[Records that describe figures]
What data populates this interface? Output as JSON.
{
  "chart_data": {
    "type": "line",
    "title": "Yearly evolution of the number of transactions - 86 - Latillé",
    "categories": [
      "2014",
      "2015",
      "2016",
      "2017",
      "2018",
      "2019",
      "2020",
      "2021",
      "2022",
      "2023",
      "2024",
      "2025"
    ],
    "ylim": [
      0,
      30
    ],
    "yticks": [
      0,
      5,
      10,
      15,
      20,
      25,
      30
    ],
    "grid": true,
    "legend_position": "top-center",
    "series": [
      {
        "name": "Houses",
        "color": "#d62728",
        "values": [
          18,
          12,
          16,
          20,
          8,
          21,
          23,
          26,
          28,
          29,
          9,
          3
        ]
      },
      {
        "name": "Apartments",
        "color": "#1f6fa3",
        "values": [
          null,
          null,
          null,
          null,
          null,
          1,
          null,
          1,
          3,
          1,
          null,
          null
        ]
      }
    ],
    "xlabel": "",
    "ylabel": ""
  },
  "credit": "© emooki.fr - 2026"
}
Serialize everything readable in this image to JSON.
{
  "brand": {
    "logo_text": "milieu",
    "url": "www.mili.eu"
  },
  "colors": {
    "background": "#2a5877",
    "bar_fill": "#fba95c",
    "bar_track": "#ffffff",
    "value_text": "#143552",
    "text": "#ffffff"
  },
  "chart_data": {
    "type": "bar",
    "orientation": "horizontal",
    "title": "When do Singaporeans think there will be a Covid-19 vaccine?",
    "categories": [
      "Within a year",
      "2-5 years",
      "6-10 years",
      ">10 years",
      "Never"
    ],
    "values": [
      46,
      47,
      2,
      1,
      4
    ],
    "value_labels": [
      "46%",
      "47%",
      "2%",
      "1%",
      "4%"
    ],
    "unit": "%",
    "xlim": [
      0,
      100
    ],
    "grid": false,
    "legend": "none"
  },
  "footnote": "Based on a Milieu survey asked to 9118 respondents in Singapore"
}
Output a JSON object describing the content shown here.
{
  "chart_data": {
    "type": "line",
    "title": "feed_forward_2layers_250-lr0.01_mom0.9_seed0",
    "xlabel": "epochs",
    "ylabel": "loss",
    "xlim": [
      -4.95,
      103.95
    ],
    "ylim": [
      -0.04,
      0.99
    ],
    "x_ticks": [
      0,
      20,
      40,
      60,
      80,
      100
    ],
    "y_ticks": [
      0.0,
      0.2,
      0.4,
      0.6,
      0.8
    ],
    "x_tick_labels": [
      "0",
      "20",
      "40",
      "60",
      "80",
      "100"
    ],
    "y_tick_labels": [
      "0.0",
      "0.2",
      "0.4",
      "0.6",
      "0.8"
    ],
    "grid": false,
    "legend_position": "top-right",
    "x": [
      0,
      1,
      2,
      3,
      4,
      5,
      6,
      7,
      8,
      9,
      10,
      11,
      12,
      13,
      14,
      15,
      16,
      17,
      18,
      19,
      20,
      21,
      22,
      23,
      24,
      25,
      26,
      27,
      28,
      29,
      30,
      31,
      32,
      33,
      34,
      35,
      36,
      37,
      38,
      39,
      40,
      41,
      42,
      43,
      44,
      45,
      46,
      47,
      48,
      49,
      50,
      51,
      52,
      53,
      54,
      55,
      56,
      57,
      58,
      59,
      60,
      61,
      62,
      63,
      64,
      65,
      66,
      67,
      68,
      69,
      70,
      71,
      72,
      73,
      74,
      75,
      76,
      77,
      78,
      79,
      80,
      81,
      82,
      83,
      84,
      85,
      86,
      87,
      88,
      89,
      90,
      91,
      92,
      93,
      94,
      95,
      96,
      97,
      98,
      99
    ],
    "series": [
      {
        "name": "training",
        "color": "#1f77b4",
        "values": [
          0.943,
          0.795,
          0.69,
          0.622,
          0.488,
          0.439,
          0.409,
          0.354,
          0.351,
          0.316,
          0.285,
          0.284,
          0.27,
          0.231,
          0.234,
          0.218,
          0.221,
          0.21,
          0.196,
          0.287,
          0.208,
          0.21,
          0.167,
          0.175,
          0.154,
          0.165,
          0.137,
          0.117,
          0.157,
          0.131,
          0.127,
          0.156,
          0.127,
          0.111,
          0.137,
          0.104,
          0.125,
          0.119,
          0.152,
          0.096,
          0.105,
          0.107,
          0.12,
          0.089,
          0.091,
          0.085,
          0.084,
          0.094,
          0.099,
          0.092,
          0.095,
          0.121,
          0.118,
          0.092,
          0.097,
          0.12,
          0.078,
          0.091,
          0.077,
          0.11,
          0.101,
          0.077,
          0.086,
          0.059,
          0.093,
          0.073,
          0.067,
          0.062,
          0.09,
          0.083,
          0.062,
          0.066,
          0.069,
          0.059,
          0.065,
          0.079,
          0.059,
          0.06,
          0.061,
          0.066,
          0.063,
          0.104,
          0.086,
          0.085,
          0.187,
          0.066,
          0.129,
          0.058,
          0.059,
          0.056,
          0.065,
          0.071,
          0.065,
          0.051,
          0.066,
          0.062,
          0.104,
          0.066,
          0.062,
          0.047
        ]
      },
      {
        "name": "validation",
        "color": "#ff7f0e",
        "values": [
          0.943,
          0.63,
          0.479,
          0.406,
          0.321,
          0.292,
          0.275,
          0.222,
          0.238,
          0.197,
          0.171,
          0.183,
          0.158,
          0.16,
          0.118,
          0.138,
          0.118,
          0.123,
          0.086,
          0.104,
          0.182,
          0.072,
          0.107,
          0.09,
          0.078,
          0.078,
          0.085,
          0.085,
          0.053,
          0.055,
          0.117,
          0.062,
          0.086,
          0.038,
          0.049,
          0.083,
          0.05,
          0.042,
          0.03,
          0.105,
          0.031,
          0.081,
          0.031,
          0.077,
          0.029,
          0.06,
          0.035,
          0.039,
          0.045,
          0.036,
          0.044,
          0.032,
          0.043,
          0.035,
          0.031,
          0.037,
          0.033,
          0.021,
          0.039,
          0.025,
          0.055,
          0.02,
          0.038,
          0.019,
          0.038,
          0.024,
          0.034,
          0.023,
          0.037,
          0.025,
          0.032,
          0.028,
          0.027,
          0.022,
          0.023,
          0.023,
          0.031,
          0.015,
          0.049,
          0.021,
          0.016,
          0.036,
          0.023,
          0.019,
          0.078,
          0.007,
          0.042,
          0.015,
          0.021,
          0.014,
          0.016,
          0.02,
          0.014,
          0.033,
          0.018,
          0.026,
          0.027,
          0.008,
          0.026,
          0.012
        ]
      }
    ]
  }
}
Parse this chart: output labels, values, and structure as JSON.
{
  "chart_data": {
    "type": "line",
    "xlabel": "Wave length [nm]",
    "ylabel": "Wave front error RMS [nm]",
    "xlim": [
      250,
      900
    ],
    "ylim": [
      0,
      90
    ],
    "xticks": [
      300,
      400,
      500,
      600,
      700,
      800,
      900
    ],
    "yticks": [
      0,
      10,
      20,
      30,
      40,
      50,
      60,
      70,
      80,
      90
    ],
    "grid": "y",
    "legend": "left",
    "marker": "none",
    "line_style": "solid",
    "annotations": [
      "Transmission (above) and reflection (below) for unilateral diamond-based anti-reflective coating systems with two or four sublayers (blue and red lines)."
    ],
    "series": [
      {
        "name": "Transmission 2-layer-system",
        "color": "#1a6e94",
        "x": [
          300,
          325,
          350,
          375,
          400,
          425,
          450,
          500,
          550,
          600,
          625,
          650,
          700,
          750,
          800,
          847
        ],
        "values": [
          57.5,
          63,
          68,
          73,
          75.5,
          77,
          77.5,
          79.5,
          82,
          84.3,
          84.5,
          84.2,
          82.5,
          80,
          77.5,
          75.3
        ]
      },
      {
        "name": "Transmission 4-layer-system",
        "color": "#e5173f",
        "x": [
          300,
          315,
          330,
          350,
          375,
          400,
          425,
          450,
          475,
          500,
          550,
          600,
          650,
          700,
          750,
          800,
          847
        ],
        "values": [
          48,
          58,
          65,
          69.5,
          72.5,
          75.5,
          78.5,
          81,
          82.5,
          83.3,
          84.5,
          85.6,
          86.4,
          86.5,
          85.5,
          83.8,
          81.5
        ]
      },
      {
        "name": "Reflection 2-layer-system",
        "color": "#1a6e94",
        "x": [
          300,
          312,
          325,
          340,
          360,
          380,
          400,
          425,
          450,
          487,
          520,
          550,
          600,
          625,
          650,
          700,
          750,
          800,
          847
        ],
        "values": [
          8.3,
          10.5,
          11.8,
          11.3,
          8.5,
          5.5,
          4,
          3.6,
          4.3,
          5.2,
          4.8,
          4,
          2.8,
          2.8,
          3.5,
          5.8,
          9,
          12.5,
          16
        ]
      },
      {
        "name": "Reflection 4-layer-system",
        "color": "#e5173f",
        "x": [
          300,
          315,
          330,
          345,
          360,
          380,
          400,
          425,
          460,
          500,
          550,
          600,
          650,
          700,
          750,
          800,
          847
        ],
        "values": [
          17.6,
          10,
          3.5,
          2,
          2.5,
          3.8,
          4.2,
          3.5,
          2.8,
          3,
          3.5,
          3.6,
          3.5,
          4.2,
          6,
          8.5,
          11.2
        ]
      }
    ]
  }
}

■ **WHAT YOU ARE ASKED TO DO**: Write out every line of the data that holds the word "this".

■ **TASK ANSWER**:
What data populates this interface? Output as JSON.
Serialize everything readable in this image to JSON.
Parse this chart: output labels, values, and structure as JSON.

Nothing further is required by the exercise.